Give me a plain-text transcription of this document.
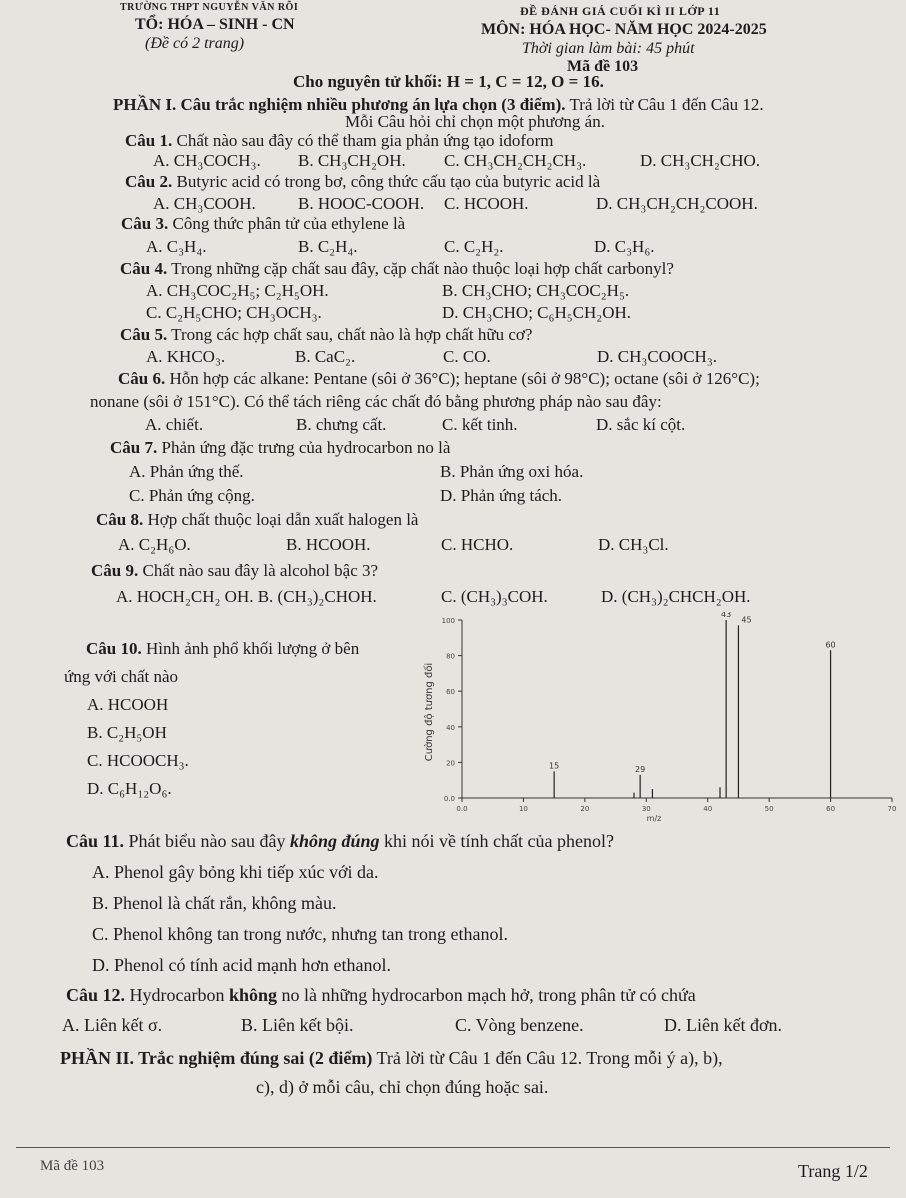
TRƯỜNG THPT NGUYỄN VĂN RÕI
TỔ: HÓA – SINH - CN
(Đề có 2 trang)
ĐỀ ĐÁNH GIÁ CUỐI KÌ II LỚP 11
MÔN: HÓA HỌC- NĂM HỌC 2024-2025
Thời gian làm bài: 45 phút
Mã đề 103
Cho nguyên tử khối: H = 1, C = 12, O = 16.
PHẦN I. Câu trắc nghiệm nhiều phương án lựa chọn (3 điểm). Trả lời từ Câu 1 đến Câu 12.
Mỗi Câu hỏi chỉ chọn một phương án.
Câu 1. Chất nào sau đây có thể tham gia phản ứng tạo idoform
A. CH₃COCH₃. B. CH₃CH₂OH. C. CH₃CH₂CH₂CH₃.	D. CH₃CH₂CHO.
Câu 2. Butyric acid có trong bơ, công thức cấu tạo của butyric acid là
A. CH₃COOH. B. HOOC-COOH. C. HCOOH.	D. CH₃CH₂CH₂COOH.
Câu 3. Công thức phân tử của ethylene là
A. C₃H₄.	B. C₂H₄.	C. C₂H₂.	D. C₃H₆.
Câu 4. Trong những cặp chất sau đây, cặp chất nào thuộc loại hợp chất carbonyl?
A. CH₃COC₂H₅; C₂H₅OH.	B. CH₃CHO; CH₃COC₂H₅.
C. C₂H₅CHO; CH₃OCH₃.	D. CH₃CHO; C₆H₅CH₂OH.
Câu 5. Trong các hợp chất sau, chất nào là hợp chất hữu cơ?
A. KHCO₃.	B. CaC₂.	C. CO.	D. CH₃COOCH₃.
Câu 6. Hỗn hợp các alkane: Pentane (sôi ở 36°C); heptane (sôi ở 98°C); octane (sôi ở 126°C);
nonane (sôi ở 151°C). Có thể tách riêng các chất đó bằng phương pháp nào sau đây:
A. chiết.	B. chưng cất.	C. kết tinh.	D. sắc kí cột.
Câu 7. Phản ứng đặc trưng của hydrocarbon no là
A. Phản ứng thế.	B. Phản ứng oxi hóa.
C. Phản ứng cộng.	D. Phản ứng tách.
Câu 8. Hợp chất thuộc loại dẫn xuất halogen là
A. C₂H₆O.	B. HCOOH.	C. HCHO.	D. CH₃Cl.
Câu 9. Chất nào sau đây là alcohol bậc 3?
A. HOCH₂CH₂ OH. B. (CH₃)₂CHOH.	C. (CH₃)₃COH.	D. (CH₃)₂CHCH₂OH.
Câu 10. Hình ảnh phổ khối lượng ở bên
ứng với chất nào
A. HCOOH
B. C₂H₅OH
C. HCOOCH₃.
D. C₆H₁₂O₆.
Cường độ tương đối
m/z
0.0
20
40
60
80
100
0.0	10	20	30	40	50	60	70
15	29
43
45
60
Câu 11. Phát biểu nào sau đây không đúng khi nói về tính chất của phenol?
A. Phenol gây bỏng khi tiếp xúc với da.
B. Phenol là chất rắn, không màu.
C. Phenol không tan trong nước, nhưng tan trong ethanol.
D. Phenol có tính acid mạnh hơn ethanol.
Câu 12. Hydrocarbon không no là những hydrocarbon mạch hở, trong phân tử có chứa
A. Liên kết σ.	B. Liên kết bội.	C. Vòng benzene.	D. Liên kết đơn.
PHẦN II. Trắc nghiệm đúng sai (2 điểm) Trả lời từ Câu 1 đến Câu 12. Trong mỗi ý a), b),
c), d) ở mỗi câu, chỉ chọn đúng hoặc sai.
Mã đề 103	Trang 1/2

---------------

Copy each line above where the string "CH₃CHO" occurs.

A. CH₃COC₂H₅; C₂H₅OH.	B. CH₃CHO; CH₃COC₂H₅.
C. C₂H₅CHO; CH₃OCH₃.	D. CH₃CHO; C₆H₅CH₂OH.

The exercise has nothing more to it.